◆ **Task**: Say how many lines of the listing below contain "JSON", giving the number and nothing else.
--
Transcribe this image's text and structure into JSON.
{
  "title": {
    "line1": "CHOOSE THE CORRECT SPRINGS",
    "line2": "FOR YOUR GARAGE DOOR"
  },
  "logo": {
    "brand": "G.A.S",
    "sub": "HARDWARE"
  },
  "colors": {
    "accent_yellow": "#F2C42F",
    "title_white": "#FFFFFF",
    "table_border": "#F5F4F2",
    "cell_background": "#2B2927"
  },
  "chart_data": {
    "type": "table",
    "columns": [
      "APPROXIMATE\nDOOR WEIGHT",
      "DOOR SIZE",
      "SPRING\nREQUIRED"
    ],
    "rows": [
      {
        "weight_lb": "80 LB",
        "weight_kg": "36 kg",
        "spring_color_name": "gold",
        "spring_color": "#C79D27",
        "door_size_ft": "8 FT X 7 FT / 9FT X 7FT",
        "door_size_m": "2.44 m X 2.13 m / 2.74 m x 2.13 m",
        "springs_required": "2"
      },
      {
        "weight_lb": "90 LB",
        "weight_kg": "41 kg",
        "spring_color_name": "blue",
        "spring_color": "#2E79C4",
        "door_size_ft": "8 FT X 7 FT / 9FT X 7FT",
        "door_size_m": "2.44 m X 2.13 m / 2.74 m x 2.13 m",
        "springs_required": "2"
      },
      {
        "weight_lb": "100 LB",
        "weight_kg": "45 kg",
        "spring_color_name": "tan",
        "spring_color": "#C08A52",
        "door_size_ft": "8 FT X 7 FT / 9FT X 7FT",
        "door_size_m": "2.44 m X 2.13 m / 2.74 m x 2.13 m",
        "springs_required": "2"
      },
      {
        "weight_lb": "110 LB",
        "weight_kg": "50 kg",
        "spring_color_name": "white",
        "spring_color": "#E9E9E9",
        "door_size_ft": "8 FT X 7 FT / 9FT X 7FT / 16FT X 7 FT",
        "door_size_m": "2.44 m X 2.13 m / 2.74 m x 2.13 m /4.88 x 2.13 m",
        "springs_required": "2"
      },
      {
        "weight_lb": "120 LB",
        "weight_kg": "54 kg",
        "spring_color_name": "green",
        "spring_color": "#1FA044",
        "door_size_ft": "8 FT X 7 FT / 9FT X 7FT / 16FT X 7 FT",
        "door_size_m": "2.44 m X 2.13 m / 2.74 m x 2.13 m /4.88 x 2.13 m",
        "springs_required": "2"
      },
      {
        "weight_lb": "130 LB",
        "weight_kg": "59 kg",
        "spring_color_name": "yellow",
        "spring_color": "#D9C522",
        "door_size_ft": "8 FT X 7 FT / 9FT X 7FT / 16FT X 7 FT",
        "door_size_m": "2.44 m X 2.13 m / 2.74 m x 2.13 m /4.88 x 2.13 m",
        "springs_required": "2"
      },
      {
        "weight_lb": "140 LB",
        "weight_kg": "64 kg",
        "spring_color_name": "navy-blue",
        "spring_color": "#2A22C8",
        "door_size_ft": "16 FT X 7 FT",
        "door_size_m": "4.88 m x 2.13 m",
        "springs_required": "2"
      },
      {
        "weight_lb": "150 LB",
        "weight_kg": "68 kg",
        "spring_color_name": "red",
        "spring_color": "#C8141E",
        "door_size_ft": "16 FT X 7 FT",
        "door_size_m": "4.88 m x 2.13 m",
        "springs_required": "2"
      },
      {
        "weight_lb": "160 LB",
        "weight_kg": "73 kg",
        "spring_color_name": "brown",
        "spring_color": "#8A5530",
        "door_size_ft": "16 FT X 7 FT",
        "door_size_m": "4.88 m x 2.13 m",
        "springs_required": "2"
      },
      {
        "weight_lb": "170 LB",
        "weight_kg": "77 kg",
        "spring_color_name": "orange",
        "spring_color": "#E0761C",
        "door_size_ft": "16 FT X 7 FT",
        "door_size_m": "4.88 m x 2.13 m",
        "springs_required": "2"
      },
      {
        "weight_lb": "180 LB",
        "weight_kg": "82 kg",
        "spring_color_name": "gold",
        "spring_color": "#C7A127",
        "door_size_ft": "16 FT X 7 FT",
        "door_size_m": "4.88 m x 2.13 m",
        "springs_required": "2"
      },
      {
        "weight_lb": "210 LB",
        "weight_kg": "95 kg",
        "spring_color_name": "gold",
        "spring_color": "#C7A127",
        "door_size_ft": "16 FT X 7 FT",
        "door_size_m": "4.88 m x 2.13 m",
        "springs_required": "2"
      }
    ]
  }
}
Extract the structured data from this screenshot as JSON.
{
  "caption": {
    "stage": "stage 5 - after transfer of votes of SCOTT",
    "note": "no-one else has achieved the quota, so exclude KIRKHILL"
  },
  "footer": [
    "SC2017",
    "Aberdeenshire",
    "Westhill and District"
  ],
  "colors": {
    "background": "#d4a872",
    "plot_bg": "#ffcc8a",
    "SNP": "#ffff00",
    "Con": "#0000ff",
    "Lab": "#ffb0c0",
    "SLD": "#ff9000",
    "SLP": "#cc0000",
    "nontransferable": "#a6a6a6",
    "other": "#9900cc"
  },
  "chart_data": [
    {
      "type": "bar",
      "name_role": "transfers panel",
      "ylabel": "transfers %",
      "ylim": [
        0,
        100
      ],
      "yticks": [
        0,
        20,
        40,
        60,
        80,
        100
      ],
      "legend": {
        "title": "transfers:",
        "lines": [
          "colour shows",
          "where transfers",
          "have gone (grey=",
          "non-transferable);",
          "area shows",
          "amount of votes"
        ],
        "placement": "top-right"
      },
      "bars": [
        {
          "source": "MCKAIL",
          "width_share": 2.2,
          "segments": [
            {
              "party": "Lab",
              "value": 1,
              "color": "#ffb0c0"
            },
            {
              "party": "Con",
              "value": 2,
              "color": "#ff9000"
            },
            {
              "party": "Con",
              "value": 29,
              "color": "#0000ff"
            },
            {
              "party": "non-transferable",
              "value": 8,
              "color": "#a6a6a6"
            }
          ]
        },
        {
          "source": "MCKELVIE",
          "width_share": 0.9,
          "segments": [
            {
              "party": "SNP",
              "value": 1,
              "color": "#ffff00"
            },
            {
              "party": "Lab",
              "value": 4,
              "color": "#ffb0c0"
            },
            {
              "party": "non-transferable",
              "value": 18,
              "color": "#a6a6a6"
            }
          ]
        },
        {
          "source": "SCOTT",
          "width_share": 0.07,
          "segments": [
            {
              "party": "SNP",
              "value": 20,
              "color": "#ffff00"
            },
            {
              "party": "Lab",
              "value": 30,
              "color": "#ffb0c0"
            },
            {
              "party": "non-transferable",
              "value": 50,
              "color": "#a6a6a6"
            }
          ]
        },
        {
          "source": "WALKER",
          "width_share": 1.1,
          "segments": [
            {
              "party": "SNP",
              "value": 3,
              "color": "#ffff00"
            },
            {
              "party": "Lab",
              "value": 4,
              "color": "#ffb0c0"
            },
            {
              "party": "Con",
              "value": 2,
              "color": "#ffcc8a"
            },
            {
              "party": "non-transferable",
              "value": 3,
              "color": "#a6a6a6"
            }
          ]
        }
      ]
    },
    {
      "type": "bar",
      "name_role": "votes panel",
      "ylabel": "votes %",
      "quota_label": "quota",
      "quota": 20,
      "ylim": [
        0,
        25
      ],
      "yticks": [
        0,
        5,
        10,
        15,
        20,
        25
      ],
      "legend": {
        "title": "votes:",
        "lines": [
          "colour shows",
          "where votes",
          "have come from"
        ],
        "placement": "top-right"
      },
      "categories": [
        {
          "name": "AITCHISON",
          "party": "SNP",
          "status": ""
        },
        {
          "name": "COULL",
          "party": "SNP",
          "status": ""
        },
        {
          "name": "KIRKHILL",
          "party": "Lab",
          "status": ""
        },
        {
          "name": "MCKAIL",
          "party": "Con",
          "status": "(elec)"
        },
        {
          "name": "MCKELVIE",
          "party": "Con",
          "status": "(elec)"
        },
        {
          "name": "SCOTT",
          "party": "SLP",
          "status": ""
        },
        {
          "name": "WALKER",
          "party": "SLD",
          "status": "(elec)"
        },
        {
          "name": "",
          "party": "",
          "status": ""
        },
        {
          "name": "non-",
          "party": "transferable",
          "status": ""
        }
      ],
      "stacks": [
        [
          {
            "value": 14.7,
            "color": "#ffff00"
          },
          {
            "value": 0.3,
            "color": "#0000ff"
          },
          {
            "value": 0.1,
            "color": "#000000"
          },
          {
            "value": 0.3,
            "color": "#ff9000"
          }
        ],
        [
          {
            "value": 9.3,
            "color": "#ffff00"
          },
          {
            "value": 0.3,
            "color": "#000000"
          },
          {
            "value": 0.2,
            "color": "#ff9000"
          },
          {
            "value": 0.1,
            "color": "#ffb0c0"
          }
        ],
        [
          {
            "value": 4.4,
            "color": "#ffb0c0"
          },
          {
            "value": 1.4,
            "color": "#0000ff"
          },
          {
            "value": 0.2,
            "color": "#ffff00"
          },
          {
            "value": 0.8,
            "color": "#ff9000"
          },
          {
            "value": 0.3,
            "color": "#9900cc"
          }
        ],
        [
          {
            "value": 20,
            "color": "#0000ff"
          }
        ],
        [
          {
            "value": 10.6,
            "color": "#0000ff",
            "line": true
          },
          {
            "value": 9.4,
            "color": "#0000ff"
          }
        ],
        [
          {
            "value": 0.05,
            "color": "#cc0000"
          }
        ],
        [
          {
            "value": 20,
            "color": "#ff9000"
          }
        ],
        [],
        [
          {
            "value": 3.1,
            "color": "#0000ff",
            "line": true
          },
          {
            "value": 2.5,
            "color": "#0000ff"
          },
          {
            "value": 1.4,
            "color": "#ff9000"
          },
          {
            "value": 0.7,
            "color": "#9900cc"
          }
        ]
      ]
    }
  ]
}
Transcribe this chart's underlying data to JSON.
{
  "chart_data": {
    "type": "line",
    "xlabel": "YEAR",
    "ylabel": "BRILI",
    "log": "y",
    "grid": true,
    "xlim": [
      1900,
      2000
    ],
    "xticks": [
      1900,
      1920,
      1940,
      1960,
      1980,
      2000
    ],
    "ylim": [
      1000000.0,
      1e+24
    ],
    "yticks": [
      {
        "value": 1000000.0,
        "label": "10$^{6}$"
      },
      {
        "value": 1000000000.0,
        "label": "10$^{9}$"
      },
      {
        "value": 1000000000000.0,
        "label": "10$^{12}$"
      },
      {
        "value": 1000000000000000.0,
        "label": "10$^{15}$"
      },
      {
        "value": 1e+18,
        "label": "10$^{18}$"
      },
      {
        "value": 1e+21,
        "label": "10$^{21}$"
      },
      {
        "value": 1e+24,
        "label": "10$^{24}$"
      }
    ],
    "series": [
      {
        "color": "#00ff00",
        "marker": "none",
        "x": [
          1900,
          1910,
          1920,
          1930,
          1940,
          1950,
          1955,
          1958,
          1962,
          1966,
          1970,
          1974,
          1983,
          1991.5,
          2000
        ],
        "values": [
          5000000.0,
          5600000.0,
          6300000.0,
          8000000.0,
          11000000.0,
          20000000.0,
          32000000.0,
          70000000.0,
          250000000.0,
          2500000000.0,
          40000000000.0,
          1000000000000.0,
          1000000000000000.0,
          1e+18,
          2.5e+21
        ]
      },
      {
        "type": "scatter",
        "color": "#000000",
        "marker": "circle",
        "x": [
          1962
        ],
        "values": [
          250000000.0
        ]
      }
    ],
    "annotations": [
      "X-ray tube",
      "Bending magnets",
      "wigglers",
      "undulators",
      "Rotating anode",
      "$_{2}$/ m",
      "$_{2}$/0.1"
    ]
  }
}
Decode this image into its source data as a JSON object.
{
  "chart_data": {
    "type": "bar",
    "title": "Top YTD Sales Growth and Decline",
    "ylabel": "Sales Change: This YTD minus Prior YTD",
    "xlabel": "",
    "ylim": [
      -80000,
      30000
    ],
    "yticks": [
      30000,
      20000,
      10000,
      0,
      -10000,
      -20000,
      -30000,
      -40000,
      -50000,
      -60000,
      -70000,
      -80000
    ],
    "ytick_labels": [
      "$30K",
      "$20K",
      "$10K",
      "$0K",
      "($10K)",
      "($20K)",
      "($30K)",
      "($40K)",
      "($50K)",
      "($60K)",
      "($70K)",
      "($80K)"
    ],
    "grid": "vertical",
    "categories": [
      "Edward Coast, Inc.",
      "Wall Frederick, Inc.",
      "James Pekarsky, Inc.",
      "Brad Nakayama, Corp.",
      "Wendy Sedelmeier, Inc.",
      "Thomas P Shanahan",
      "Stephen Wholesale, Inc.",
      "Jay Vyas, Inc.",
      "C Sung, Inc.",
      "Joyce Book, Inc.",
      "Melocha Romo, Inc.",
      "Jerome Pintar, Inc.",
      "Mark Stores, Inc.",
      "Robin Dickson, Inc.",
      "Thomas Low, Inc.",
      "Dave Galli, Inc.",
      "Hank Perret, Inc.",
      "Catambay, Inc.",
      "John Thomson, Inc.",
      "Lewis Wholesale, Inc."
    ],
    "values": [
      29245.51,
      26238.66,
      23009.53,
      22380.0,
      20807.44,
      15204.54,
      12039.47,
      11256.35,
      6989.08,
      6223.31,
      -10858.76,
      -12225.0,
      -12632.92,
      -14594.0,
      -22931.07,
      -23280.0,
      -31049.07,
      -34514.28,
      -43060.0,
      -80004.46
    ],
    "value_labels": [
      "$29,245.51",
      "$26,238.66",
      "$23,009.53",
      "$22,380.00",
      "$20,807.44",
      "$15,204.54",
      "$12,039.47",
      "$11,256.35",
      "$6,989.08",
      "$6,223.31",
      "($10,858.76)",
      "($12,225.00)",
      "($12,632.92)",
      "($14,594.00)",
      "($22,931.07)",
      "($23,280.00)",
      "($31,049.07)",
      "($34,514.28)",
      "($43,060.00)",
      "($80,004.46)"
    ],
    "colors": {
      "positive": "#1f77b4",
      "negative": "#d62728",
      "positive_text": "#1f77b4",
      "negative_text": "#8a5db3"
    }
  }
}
--
◆ **Task output**: 4